● Do this
Skip every image and restate the data word for word.

--- BEGIN Exercise materials ---

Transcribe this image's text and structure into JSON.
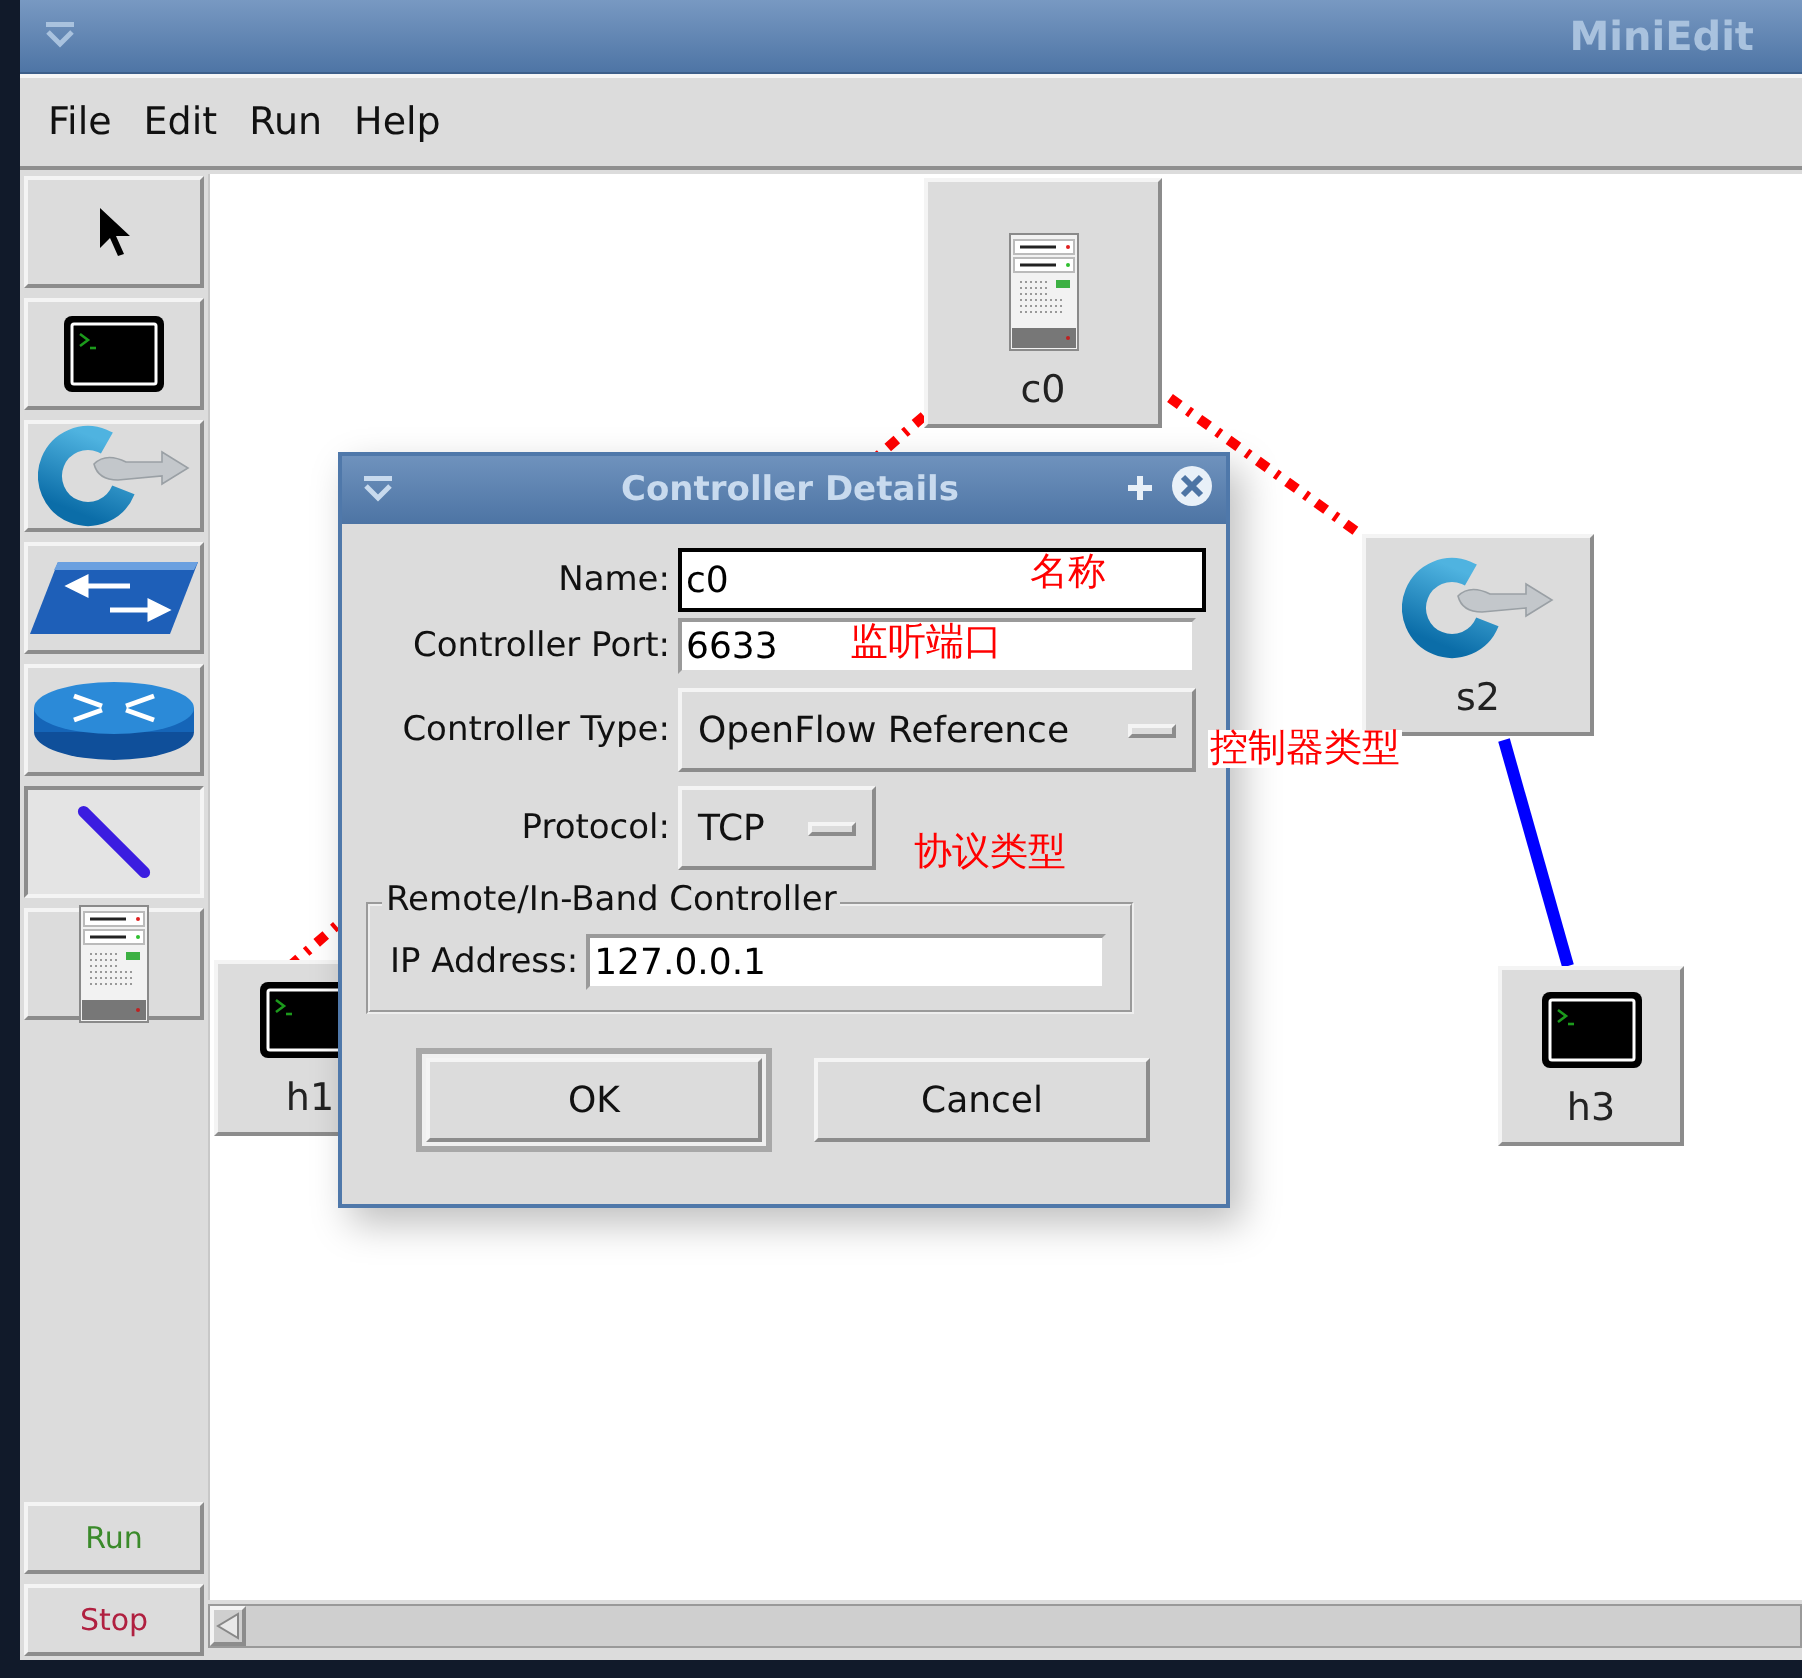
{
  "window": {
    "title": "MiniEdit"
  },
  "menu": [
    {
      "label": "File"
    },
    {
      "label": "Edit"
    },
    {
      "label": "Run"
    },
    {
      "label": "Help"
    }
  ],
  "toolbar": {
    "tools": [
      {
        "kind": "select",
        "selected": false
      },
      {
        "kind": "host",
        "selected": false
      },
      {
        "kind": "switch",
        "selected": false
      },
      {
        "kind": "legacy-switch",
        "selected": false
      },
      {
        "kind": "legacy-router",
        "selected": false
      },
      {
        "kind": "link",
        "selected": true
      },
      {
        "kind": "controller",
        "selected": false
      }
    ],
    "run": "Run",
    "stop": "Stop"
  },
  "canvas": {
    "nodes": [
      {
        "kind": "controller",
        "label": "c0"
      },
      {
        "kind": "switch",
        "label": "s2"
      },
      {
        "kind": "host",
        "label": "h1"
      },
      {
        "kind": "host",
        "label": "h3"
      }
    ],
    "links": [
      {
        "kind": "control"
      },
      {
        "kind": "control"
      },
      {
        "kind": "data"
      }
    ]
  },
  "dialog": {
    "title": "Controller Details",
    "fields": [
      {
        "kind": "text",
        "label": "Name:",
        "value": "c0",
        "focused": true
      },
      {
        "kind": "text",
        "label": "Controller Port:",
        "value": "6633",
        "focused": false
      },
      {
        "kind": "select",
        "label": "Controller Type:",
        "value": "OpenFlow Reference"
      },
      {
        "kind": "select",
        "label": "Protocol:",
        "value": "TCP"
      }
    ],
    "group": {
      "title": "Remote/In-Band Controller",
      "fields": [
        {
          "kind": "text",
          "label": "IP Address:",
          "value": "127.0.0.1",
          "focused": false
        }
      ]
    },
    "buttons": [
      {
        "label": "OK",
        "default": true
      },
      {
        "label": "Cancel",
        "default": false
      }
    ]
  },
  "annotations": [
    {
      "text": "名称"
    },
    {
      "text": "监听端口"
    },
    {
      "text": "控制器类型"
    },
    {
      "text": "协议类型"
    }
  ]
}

--- END Exercise materials ---

● Right answer
Transcribe this image's text and structure into JSON.
{
  "window": {
    "title": "MiniEdit"
  },
  "menu": [
    {
      "label": "File"
    },
    {
      "label": "Edit"
    },
    {
      "label": "Run"
    },
    {
      "label": "Help"
    }
  ],
  "toolbar": {
    "tools": [
      {
        "kind": "select",
        "selected": false
      },
      {
        "kind": "host",
        "selected": false
      },
      {
        "kind": "switch",
        "selected": false
      },
      {
        "kind": "legacy-switch",
        "selected": false
      },
      {
        "kind": "legacy-router",
        "selected": false
      },
      {
        "kind": "link",
        "selected": true
      },
      {
        "kind": "controller",
        "selected": false
      }
    ],
    "run": "Run",
    "stop": "Stop"
  },
  "canvas": {
    "nodes": [
      {
        "kind": "controller",
        "label": "c0"
      },
      {
        "kind": "switch",
        "label": "s2"
      },
      {
        "kind": "host",
        "label": "h1"
      },
      {
        "kind": "host",
        "label": "h3"
      }
    ],
    "links": [
      {
        "kind": "control"
      },
      {
        "kind": "control"
      },
      {
        "kind": "data"
      }
    ]
  },
  "dialog": {
    "title": "Controller Details",
    "fields": [
      {
        "kind": "text",
        "label": "Name:",
        "value": "c0",
        "focused": true
      },
      {
        "kind": "text",
        "label": "Controller Port:",
        "value": "6633",
        "focused": false
      },
      {
        "kind": "select",
        "label": "Controller Type:",
        "value": "OpenFlow Reference"
      },
      {
        "kind": "select",
        "label": "Protocol:",
        "value": "TCP"
      }
    ],
    "group": {
      "title": "Remote/In-Band Controller",
      "fields": [
        {
          "kind": "text",
          "label": "IP Address:",
          "value": "127.0.0.1",
          "focused": false
        }
      ]
    },
    "buttons": [
      {
        "label": "OK",
        "default": true
      },
      {
        "label": "Cancel",
        "default": false
      }
    ]
  },
  "annotations": [
    {
      "text": "名称"
    },
    {
      "text": "监听端口"
    },
    {
      "text": "控制器类型"
    },
    {
      "text": "协议类型"
    }
  ]
}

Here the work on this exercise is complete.